YOUR GOAL> Among the records below, find each line that includes the string "anche" and copy it.

LISTED ENTRIES>
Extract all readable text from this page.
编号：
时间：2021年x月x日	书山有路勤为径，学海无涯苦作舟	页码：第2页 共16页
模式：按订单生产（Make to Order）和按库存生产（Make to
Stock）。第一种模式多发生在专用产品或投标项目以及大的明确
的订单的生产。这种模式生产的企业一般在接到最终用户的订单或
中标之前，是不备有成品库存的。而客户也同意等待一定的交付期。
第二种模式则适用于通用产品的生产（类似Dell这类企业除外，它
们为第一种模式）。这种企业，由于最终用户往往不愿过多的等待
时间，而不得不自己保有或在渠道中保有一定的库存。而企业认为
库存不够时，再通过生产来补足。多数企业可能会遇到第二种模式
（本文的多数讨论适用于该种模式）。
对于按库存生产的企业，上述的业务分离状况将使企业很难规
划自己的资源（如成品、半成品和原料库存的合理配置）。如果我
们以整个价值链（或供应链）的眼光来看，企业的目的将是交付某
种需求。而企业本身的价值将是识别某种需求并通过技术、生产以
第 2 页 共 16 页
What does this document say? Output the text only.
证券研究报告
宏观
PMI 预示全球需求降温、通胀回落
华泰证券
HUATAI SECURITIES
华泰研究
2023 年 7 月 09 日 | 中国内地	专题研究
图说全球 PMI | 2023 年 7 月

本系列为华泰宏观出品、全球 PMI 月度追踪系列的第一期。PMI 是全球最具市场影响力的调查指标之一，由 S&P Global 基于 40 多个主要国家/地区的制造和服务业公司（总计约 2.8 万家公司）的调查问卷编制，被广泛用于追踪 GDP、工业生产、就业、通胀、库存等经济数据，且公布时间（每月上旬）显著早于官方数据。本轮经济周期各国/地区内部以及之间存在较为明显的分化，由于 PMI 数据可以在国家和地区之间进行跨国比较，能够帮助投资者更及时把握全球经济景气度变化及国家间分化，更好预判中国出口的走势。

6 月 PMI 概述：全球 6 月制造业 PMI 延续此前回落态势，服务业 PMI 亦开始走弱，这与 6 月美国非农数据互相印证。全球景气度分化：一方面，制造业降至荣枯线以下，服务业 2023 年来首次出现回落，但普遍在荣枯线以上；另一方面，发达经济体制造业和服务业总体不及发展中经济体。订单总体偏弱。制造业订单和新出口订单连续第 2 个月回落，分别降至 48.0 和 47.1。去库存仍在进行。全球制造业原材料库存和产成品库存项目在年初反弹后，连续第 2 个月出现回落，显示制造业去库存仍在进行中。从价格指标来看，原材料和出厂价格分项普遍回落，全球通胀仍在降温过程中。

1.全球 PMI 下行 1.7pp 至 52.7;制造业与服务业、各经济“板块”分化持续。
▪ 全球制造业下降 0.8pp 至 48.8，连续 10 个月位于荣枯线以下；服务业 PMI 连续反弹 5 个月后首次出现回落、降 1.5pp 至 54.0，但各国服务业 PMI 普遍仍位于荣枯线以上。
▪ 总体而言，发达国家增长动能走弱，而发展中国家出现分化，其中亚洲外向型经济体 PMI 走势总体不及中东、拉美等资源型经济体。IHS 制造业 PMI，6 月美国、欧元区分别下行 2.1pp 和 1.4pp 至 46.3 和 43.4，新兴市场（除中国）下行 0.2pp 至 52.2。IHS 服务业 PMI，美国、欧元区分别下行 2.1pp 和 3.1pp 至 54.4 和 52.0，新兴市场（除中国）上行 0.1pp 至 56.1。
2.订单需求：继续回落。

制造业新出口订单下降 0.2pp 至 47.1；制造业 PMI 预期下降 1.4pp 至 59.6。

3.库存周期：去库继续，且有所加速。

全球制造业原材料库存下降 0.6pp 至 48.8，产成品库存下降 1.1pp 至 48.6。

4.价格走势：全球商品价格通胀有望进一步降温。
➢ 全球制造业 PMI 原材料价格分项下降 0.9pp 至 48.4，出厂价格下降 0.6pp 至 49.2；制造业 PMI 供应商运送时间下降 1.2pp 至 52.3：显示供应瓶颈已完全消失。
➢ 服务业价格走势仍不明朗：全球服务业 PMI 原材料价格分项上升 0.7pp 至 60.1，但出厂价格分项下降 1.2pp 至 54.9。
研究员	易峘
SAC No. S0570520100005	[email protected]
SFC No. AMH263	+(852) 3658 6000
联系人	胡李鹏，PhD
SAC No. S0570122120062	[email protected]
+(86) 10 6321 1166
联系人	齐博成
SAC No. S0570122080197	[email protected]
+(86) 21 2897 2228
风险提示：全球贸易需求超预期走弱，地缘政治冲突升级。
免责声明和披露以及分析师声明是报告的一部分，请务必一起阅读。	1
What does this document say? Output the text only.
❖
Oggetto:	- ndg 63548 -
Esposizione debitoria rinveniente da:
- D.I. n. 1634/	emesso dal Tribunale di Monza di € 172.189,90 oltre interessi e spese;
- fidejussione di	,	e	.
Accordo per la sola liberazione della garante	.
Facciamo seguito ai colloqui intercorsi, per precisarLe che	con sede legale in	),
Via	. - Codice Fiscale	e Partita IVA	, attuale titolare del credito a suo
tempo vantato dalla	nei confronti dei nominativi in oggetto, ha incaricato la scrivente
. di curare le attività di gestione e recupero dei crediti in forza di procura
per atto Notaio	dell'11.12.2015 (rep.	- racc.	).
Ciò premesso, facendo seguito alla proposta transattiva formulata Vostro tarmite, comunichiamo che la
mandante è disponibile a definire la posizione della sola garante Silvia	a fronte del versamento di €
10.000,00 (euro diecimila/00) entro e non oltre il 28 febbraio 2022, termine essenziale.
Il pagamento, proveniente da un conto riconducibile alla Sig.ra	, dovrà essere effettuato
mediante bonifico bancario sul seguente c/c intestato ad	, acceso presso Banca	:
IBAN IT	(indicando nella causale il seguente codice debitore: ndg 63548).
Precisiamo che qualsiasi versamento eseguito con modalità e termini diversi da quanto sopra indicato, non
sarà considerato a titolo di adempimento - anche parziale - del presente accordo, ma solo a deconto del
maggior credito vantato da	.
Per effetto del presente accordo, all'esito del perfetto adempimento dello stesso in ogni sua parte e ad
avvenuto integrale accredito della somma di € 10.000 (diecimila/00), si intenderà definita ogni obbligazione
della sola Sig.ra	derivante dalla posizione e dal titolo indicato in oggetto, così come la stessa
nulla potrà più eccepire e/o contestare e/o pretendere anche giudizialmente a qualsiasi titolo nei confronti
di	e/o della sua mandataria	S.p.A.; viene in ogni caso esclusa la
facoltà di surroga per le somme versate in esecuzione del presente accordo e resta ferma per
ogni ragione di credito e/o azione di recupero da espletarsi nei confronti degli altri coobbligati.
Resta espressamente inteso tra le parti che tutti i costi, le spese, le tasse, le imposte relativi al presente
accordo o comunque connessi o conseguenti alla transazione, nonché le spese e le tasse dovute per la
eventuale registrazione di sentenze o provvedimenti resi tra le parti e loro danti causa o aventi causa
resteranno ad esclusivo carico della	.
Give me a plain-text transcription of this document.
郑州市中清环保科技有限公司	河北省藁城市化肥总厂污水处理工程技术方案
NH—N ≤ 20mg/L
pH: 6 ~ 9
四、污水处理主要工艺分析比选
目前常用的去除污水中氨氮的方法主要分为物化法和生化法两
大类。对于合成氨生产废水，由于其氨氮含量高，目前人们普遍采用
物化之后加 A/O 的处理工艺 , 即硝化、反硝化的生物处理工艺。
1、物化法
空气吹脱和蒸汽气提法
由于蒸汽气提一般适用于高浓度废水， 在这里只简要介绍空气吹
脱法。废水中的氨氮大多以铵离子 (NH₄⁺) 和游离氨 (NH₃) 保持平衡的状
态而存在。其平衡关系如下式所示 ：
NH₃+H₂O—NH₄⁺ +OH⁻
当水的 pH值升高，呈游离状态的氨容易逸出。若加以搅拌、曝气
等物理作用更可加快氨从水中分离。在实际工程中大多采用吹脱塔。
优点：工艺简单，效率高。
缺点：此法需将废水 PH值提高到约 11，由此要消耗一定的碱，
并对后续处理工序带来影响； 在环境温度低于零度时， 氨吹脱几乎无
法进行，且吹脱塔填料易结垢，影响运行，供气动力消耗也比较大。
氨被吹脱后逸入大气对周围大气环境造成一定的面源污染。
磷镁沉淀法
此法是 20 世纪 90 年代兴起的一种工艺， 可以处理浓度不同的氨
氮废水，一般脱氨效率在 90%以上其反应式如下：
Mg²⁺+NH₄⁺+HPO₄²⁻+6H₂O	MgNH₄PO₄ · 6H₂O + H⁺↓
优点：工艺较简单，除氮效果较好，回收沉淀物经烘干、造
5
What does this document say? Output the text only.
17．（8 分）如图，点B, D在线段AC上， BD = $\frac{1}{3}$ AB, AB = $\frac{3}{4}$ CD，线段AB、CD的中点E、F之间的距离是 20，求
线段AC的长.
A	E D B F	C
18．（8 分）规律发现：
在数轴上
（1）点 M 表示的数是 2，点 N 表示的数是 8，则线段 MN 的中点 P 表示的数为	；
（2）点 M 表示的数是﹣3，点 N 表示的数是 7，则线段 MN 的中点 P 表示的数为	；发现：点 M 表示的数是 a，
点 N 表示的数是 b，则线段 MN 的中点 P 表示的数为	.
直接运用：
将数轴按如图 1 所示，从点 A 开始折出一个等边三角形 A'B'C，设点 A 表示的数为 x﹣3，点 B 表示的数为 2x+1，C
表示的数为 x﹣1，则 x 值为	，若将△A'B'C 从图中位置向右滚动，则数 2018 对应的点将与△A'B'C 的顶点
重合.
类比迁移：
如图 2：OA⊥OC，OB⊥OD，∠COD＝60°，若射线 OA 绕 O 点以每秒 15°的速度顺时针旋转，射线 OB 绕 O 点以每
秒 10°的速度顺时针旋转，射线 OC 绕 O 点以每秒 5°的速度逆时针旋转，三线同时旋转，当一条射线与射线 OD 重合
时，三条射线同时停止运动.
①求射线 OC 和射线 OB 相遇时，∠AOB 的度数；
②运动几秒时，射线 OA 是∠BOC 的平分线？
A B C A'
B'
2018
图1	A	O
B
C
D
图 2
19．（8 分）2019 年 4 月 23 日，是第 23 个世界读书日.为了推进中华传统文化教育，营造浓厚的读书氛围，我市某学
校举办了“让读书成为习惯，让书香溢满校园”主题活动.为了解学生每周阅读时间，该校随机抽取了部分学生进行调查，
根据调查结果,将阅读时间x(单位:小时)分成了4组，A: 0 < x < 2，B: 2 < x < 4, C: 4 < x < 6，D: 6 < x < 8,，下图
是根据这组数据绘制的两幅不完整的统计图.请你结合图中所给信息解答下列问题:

CORRECT RESULT>
sarà considerato a titolo di adempimento - anche parziale - del presente accordo, ma solo a deconto del
nulla potrà più eccepire e/o contestare e/o pretendere anche giudizialmente a qualsiasi titolo nei confronti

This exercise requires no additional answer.